Items from a dataset
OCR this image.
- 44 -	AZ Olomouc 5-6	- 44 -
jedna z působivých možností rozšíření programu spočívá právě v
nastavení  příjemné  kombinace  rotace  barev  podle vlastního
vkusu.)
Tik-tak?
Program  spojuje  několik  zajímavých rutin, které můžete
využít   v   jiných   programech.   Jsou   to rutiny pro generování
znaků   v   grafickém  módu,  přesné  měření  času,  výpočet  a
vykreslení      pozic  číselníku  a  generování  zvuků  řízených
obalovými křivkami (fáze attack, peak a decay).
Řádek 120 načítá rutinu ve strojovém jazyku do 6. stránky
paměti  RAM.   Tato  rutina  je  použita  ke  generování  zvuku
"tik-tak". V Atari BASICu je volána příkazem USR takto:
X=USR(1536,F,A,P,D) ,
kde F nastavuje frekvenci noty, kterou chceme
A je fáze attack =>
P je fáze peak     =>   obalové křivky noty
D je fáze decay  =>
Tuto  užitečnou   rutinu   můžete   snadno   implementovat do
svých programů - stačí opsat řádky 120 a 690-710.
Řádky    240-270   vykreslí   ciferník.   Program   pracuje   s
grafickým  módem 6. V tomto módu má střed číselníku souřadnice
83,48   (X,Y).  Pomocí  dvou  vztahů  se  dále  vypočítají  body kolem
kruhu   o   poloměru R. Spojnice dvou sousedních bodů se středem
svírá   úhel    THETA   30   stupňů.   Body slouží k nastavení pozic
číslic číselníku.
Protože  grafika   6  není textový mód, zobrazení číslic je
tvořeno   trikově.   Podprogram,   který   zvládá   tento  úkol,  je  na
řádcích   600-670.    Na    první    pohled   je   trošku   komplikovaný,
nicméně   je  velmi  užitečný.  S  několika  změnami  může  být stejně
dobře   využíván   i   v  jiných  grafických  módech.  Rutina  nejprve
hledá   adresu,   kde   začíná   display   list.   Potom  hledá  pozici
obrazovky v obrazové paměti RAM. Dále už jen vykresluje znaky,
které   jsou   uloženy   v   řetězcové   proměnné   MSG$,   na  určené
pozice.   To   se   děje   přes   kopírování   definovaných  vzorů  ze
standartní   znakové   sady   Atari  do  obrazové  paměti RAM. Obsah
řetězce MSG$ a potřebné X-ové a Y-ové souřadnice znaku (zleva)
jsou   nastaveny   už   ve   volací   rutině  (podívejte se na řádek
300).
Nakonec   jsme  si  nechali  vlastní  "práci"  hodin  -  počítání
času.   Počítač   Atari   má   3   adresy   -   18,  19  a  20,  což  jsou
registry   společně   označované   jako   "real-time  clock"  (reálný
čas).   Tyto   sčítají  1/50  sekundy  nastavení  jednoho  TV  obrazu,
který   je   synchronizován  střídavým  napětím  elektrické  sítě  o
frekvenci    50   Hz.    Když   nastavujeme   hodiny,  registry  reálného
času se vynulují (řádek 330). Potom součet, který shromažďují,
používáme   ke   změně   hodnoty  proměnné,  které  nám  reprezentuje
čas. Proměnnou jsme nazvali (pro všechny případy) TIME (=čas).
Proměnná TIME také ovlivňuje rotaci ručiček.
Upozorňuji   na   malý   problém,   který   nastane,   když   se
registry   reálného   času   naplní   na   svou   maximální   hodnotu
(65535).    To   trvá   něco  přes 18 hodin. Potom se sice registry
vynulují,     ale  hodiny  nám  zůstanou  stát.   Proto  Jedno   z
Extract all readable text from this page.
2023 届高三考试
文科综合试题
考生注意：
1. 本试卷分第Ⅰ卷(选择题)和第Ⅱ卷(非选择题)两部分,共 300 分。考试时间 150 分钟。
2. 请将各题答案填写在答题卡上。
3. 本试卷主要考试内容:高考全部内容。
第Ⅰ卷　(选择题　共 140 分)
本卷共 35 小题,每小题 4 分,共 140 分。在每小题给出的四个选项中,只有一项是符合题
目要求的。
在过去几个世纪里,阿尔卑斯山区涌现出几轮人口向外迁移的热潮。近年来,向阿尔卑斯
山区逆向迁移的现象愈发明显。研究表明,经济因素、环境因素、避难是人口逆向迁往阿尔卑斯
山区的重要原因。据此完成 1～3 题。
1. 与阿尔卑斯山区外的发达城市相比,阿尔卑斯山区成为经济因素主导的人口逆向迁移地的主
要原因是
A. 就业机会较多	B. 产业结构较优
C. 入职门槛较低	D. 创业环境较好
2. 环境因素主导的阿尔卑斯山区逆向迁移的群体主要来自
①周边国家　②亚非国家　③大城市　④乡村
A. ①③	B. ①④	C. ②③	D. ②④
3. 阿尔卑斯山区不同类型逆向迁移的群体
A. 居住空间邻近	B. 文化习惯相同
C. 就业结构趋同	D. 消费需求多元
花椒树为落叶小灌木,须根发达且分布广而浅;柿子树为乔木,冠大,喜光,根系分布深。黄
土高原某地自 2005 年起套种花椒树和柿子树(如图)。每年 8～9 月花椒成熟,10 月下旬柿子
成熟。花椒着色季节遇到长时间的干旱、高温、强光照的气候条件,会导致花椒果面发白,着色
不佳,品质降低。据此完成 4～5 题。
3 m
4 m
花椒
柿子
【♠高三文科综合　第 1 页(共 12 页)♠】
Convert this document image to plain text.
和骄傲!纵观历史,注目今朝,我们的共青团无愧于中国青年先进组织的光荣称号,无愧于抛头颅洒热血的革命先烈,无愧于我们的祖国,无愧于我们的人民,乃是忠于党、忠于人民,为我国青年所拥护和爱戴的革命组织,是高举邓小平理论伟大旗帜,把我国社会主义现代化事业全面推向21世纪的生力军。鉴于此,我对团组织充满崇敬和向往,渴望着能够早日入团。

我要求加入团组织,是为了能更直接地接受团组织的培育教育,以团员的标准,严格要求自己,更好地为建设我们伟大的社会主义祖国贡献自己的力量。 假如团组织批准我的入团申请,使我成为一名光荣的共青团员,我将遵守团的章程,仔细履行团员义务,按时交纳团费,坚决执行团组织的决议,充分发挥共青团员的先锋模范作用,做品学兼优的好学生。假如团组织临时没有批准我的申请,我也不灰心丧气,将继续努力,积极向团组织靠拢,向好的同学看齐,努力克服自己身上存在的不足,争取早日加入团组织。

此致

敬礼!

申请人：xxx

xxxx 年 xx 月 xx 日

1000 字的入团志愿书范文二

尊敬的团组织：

**Given request**
Write out the entries in full, exactly as given.

**Task answer**
OCR this image.
- 44 -	AZ Olomouc 5-6	- 44 -
jedna z působivých možností rozšíření programu spočívá právě v
nastavení  příjemné  kombinace  rotace  barev  podle vlastního
vkusu.)
Tik-tak?
Program  spojuje  několik  zajímavých rutin, které můžete
využít   v   jiných   programech.   Jsou   to rutiny pro generování
znaků   v   grafickém  módu,  přesné  měření  času,  výpočet  a
vykreslení      pozic  číselníku  a  generování  zvuků  řízených
obalovými křivkami (fáze attack, peak a decay).
Řádek 120 načítá rutinu ve strojovém jazyku do 6. stránky
paměti  RAM.   Tato  rutina  je  použita  ke  generování  zvuku
"tik-tak". V Atari BASICu je volána příkazem USR takto:
X=USR(1536,F,A,P,D) ,
kde F nastavuje frekvenci noty, kterou chceme
A je fáze attack =>
P je fáze peak     =>   obalové křivky noty
D je fáze decay  =>
Tuto  užitečnou   rutinu   můžete   snadno   implementovat do
svých programů - stačí opsat řádky 120 a 690-710.
Řádky    240-270   vykreslí   ciferník.   Program   pracuje   s
grafickým  módem 6. V tomto módu má střed číselníku souřadnice
83,48   (X,Y).  Pomocí  dvou  vztahů  se  dále  vypočítají  body kolem
kruhu   o   poloměru R. Spojnice dvou sousedních bodů se středem
svírá   úhel    THETA   30   stupňů.   Body slouží k nastavení pozic
číslic číselníku.
Protože  grafika   6  není textový mód, zobrazení číslic je
tvořeno   trikově.   Podprogram,   který   zvládá   tento  úkol,  je  na
řádcích   600-670.    Na    první    pohled   je   trošku   komplikovaný,
nicméně   je  velmi  užitečný.  S  několika  změnami  může  být stejně
dobře   využíván   i   v  jiných  grafických  módech.  Rutina  nejprve
hledá   adresu,   kde   začíná   display   list.   Potom  hledá  pozici
obrazovky v obrazové paměti RAM. Dále už jen vykresluje znaky,
které   jsou   uloženy   v   řetězcové   proměnné   MSG$,   na  určené
pozice.   To   se   děje   přes   kopírování   definovaných  vzorů  ze
standartní   znakové   sady   Atari  do  obrazové  paměti RAM. Obsah
řetězce MSG$ a potřebné X-ové a Y-ové souřadnice znaku (zleva)
jsou   nastaveny   už   ve   volací   rutině  (podívejte se na řádek
300).
Nakonec   jsme  si  nechali  vlastní  "práci"  hodin  -  počítání
času.   Počítač   Atari   má   3   adresy   -   18,  19  a  20,  což  jsou
registry   společně   označované   jako   "real-time  clock"  (reálný
čas).   Tyto   sčítají  1/50  sekundy  nastavení  jednoho  TV  obrazu,
který   je   synchronizován  střídavým  napětím  elektrické  sítě  o
frekvenci    50   Hz.    Když   nastavujeme   hodiny,  registry  reálného
času se vynulují (řádek 330). Potom součet, který shromažďují,
používáme   ke   změně   hodnoty  proměnné,  které  nám  reprezentuje
čas. Proměnnou jsme nazvali (pro všechny případy) TIME (=čas).
Proměnná TIME také ovlivňuje rotaci ručiček.
Upozorňuji   na   malý   problém,   který   nastane,   když   se
registry   reálného   času   naplní   na   svou   maximální   hodnotu
(65535).    To   trvá   něco  přes 18 hodin. Potom se sice registry
vynulují,     ale  hodiny  nám  zůstanou  stát.   Proto  Jedno   z
Extract all readable text from this page.
2023 届高三考试
文科综合试题
考生注意：
1. 本试卷分第Ⅰ卷(选择题)和第Ⅱ卷(非选择题)两部分,共 300 分。考试时间 150 分钟。
2. 请将各题答案填写在答题卡上。
3. 本试卷主要考试内容:高考全部内容。
第Ⅰ卷　(选择题　共 140 分)
本卷共 35 小题,每小题 4 分,共 140 分。在每小题给出的四个选项中,只有一项是符合题
目要求的。
在过去几个世纪里,阿尔卑斯山区涌现出几轮人口向外迁移的热潮。近年来,向阿尔卑斯
山区逆向迁移的现象愈发明显。研究表明,经济因素、环境因素、避难是人口逆向迁往阿尔卑斯
山区的重要原因。据此完成 1～3 题。
1. 与阿尔卑斯山区外的发达城市相比,阿尔卑斯山区成为经济因素主导的人口逆向迁移地的主
要原因是
A. 就业机会较多	B. 产业结构较优
C. 入职门槛较低	D. 创业环境较好
2. 环境因素主导的阿尔卑斯山区逆向迁移的群体主要来自
①周边国家　②亚非国家　③大城市　④乡村
A. ①③	B. ①④	C. ②③	D. ②④
3. 阿尔卑斯山区不同类型逆向迁移的群体
A. 居住空间邻近	B. 文化习惯相同
C. 就业结构趋同	D. 消费需求多元
花椒树为落叶小灌木,须根发达且分布广而浅;柿子树为乔木,冠大,喜光,根系分布深。黄
土高原某地自 2005 年起套种花椒树和柿子树(如图)。每年 8～9 月花椒成熟,10 月下旬柿子
成熟。花椒着色季节遇到长时间的干旱、高温、强光照的气候条件,会导致花椒果面发白,着色
不佳,品质降低。据此完成 4～5 题。
3 m
4 m
花椒
柿子
【♠高三文科综合　第 1 页(共 12 页)♠】
Convert this document image to plain text.
和骄傲!纵观历史,注目今朝,我们的共青团无愧于中国青年先进组织的光荣称号,无愧于抛头颅洒热血的革命先烈,无愧于我们的祖国,无愧于我们的人民,乃是忠于党、忠于人民,为我国青年所拥护和爱戴的革命组织,是高举邓小平理论伟大旗帜,把我国社会主义现代化事业全面推向21世纪的生力军。鉴于此,我对团组织充满崇敬和向往,渴望着能够早日入团。

我要求加入团组织,是为了能更直接地接受团组织的培育教育,以团员的标准,严格要求自己,更好地为建设我们伟大的社会主义祖国贡献自己的力量。 假如团组织批准我的入团申请,使我成为一名光荣的共青团员,我将遵守团的章程,仔细履行团员义务,按时交纳团费,坚决执行团组织的决议,充分发挥共青团员的先锋模范作用,做品学兼优的好学生。假如团组织临时没有批准我的申请,我也不灰心丧气,将继续努力,积极向团组织靠拢,向好的同学看齐,努力克服自己身上存在的不足,争取早日加入团组织。

此致

敬礼!

申请人：xxx

xxxx 年 xx 月 xx 日

1000 字的入团志愿书范文二

尊敬的团组织：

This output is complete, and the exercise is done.